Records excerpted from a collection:
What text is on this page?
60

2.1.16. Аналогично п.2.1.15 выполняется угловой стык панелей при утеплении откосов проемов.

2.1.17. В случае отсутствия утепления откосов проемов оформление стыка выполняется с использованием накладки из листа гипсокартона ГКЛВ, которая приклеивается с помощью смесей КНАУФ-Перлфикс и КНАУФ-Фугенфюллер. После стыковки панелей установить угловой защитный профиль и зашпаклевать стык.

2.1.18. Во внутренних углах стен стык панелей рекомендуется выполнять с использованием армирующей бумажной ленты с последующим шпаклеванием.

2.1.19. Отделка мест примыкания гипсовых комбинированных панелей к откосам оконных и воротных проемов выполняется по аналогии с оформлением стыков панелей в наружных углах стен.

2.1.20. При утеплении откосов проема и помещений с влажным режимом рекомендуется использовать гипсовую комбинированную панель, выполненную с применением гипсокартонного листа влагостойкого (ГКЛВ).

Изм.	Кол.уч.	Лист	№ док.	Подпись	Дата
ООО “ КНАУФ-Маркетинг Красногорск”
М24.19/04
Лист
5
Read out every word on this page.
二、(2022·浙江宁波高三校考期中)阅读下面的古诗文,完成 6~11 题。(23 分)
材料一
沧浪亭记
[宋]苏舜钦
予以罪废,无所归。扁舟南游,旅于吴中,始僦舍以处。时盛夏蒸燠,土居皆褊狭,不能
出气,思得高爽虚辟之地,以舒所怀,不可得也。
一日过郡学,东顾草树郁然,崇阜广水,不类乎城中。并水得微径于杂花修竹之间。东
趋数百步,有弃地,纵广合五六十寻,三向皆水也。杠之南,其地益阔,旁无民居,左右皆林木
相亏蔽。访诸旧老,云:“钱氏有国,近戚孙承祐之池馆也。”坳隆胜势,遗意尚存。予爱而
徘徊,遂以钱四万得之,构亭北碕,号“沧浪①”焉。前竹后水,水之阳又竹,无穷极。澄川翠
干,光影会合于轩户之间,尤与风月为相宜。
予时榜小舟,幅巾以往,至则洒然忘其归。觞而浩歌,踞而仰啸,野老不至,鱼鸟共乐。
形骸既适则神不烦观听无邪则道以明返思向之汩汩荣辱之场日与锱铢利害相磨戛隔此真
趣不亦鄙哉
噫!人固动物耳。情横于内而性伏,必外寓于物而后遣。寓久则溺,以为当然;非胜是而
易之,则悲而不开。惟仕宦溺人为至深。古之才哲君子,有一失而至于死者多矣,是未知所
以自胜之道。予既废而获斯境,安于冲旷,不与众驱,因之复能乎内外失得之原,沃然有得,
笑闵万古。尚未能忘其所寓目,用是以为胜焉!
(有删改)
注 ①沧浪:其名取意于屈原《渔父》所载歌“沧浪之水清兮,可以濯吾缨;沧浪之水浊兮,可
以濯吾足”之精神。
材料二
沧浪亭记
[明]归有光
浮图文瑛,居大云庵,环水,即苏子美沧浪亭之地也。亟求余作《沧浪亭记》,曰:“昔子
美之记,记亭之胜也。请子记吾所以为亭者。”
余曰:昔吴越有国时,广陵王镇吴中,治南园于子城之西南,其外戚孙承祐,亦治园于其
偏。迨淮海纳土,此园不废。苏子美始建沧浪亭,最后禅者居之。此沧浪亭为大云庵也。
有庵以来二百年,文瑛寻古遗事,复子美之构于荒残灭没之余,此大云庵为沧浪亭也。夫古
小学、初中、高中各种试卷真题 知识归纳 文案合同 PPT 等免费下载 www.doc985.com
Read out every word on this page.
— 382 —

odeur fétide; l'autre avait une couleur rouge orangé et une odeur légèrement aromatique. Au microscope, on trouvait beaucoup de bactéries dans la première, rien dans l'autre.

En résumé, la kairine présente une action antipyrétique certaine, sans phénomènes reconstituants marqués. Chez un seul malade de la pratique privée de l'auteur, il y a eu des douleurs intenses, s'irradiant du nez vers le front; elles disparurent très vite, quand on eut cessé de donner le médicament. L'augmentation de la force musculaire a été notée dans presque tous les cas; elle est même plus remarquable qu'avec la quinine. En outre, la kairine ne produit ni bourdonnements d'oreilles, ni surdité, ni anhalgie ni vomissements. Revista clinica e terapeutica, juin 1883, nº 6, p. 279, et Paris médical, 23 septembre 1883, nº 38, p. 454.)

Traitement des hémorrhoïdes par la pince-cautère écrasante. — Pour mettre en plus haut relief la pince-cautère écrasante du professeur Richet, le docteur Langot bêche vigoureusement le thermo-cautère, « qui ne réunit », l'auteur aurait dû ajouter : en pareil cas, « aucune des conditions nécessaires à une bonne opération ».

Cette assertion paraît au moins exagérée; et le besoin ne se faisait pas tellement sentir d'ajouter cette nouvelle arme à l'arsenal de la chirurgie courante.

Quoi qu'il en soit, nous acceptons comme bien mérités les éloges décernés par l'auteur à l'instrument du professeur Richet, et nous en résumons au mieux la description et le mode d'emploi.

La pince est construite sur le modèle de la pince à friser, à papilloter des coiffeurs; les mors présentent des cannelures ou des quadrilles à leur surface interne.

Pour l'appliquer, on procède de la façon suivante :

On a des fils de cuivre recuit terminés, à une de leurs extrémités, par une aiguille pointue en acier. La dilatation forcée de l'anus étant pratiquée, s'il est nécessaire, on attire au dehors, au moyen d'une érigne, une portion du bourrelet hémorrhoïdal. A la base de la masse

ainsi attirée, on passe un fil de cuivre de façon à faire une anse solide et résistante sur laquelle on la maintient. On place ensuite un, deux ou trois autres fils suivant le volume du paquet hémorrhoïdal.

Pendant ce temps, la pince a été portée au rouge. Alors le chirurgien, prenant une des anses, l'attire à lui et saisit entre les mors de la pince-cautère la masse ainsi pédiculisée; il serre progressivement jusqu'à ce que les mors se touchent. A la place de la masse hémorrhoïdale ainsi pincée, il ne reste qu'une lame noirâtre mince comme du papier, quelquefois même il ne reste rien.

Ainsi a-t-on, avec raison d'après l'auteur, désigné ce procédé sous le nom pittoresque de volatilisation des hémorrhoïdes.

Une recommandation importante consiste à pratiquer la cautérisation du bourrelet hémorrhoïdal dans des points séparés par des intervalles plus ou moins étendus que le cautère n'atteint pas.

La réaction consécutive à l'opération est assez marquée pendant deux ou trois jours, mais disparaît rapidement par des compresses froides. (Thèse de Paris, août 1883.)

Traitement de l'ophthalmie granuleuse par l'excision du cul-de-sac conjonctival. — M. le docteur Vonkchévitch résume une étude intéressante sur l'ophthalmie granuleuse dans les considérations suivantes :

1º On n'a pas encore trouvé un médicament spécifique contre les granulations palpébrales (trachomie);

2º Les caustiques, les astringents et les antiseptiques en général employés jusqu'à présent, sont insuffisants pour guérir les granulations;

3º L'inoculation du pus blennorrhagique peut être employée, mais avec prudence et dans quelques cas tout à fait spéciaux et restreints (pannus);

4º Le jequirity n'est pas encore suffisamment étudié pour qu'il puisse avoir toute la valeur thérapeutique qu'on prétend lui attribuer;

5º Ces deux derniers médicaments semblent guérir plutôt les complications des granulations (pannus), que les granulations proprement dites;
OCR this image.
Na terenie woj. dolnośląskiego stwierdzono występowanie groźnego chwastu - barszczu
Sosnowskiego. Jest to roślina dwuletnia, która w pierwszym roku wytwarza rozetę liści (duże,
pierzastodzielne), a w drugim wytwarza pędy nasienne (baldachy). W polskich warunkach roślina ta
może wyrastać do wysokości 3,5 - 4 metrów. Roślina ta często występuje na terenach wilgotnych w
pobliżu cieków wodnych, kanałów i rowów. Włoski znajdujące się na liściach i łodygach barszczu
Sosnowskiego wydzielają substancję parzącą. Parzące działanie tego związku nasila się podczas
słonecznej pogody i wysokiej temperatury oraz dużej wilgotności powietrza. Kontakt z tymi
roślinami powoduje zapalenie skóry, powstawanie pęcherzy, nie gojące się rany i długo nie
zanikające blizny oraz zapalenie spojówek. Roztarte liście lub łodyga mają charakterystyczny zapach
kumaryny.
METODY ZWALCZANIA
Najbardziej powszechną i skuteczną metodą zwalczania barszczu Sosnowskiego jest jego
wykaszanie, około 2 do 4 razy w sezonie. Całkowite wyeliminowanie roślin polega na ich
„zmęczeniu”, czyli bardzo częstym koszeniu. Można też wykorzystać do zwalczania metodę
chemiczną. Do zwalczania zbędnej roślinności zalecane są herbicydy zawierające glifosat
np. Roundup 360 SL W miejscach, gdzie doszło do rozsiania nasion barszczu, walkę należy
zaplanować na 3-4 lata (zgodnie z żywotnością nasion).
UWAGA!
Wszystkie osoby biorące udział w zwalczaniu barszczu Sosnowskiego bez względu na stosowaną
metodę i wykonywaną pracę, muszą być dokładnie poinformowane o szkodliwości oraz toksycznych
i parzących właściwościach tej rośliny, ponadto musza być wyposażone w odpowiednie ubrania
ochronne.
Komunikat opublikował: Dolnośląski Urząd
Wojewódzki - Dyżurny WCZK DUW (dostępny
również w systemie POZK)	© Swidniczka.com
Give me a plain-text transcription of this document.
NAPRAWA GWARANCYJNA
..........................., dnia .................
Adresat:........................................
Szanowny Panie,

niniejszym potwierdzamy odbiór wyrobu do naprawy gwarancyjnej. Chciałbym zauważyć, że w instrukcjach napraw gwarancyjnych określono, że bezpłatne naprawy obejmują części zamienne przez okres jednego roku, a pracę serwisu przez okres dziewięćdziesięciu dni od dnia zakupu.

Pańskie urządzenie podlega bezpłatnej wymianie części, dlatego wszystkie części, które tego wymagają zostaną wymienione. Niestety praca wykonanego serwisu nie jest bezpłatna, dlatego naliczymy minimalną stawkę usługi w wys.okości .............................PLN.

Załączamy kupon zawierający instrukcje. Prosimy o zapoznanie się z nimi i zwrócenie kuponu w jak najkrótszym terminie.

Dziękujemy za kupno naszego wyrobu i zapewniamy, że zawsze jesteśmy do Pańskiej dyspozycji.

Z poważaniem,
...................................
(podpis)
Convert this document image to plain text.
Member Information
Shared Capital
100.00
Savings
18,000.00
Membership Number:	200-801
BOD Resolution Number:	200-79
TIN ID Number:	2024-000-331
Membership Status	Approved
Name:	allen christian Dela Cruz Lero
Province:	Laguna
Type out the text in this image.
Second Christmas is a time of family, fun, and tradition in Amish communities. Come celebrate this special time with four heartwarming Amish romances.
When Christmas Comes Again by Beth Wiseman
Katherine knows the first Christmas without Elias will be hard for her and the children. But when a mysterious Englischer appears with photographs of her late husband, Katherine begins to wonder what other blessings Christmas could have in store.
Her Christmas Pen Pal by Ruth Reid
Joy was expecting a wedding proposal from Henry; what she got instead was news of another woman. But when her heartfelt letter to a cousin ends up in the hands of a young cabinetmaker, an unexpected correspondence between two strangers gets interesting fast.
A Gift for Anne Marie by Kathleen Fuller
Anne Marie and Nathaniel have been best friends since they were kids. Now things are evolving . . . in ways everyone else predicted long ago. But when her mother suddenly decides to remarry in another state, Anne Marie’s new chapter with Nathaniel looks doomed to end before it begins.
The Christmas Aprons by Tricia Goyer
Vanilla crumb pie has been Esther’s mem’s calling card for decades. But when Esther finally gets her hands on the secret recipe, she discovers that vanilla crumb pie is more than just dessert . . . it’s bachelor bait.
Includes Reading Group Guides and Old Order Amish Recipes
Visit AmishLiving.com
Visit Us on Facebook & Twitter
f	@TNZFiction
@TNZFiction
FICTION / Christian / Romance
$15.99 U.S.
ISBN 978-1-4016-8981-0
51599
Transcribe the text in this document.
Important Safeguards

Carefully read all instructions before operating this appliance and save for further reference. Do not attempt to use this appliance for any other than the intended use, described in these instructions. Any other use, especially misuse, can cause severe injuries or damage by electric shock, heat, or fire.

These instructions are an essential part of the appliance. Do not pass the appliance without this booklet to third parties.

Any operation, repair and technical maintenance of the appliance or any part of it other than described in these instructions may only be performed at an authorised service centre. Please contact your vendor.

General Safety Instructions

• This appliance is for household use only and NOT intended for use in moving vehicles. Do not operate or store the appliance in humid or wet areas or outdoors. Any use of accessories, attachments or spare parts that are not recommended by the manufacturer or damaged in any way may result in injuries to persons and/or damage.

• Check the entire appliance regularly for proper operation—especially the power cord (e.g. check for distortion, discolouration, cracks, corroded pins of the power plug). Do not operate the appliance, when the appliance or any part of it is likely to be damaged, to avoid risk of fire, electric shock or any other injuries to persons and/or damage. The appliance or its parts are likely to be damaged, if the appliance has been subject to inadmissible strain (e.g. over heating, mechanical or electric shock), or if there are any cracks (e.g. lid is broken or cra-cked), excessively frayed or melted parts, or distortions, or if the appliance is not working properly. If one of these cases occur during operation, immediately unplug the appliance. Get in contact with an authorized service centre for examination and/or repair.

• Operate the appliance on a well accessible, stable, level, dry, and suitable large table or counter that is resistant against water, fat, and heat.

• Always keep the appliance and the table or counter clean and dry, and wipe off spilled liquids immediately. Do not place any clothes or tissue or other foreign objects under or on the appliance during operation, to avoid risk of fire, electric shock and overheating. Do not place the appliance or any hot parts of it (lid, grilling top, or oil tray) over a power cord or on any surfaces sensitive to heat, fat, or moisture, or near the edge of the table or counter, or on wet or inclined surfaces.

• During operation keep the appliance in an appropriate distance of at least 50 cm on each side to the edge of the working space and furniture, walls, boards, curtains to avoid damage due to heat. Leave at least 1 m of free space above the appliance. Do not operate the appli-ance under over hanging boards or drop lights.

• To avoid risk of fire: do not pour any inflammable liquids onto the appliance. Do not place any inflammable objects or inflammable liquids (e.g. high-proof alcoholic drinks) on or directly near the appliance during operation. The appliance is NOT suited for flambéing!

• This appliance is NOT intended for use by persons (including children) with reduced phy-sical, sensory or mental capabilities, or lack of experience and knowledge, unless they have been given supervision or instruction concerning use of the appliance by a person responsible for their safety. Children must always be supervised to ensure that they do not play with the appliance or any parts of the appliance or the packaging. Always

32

▶ **Task objective**
Among the lines of the material above, how many include the string "plain"? Report only that number.

▶ **Answer to this exercise**
2